>>>>

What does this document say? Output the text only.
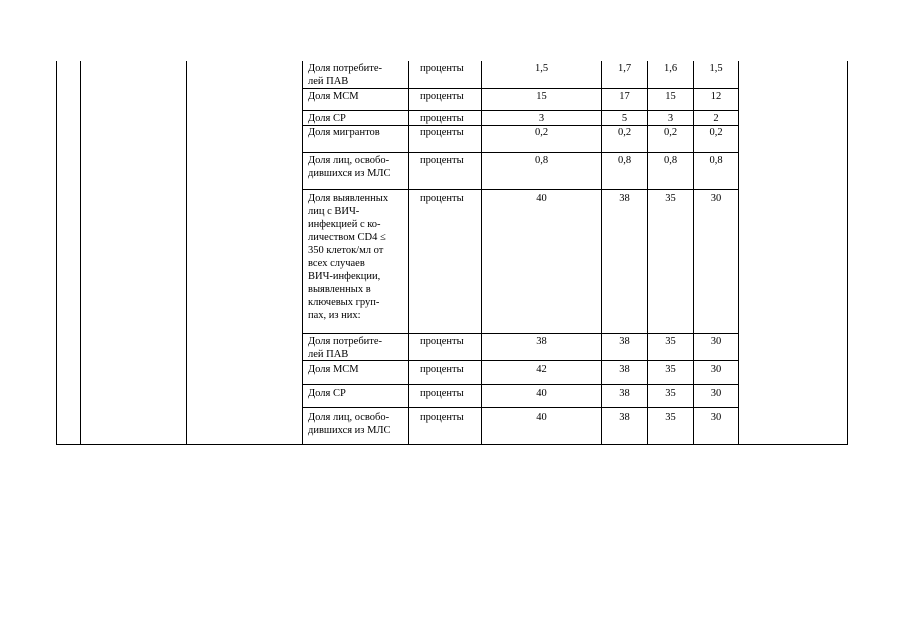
Доля потребите-
лей ПАВ
проценты	1,5	1,7	1,6	1,5
Доля МСМ	проценты	15	17	15	12
Доля СР	проценты	3	5	3	2
Доля мигрантов	проценты	0,2	0,2	0,2	0,2
Доля лиц, освобо-
дившихся из МЛС
проценты	0,8	0,8	0,8	0,8
Доля выявленных
лиц с ВИЧ-
инфекцией с ко-
личеством CD4 ≤
350 клеток/мл от
всех случаев
ВИЧ-инфекции,
выявленных в
ключевых груп-
пах, из них:
проценты	40	38	35	30
Доля потребите-
лей ПАВ
проценты	38	38	35	30
Доля МСМ	проценты	42	38	35	30
Доля СР	проценты	40	38	35	30
Доля лиц, освобо-
дившихся из МЛС
проценты	40	38	35	30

<<<<

### Aim of the task
Pictures are not part of the copy; output everything else in the records exactly.

### Written answer
What does this document say? Output the text only.
Доля потребите-
лей ПАВ
проценты	1,5	1,7	1,6	1,5
Доля МСМ	проценты	15	17	15	12
Доля СР	проценты	3	5	3	2
Доля мигрантов	проценты	0,2	0,2	0,2	0,2
Доля лиц, освобо-
дившихся из МЛС
проценты	0,8	0,8	0,8	0,8
Доля выявленных
лиц с ВИЧ-
инфекцией с ко-
личеством CD4 ≤
350 клеток/мл от
всех случаев
ВИЧ-инфекции,
выявленных в
ключевых груп-
пах, из них:
проценты	40	38	35	30
Доля потребите-
лей ПАВ
проценты	38	38	35	30
Доля МСМ	проценты	42	38	35	30
Доля СР	проценты	40	38	35	30
Доля лиц, освобо-
дившихся из МЛС
проценты	40	38	35	30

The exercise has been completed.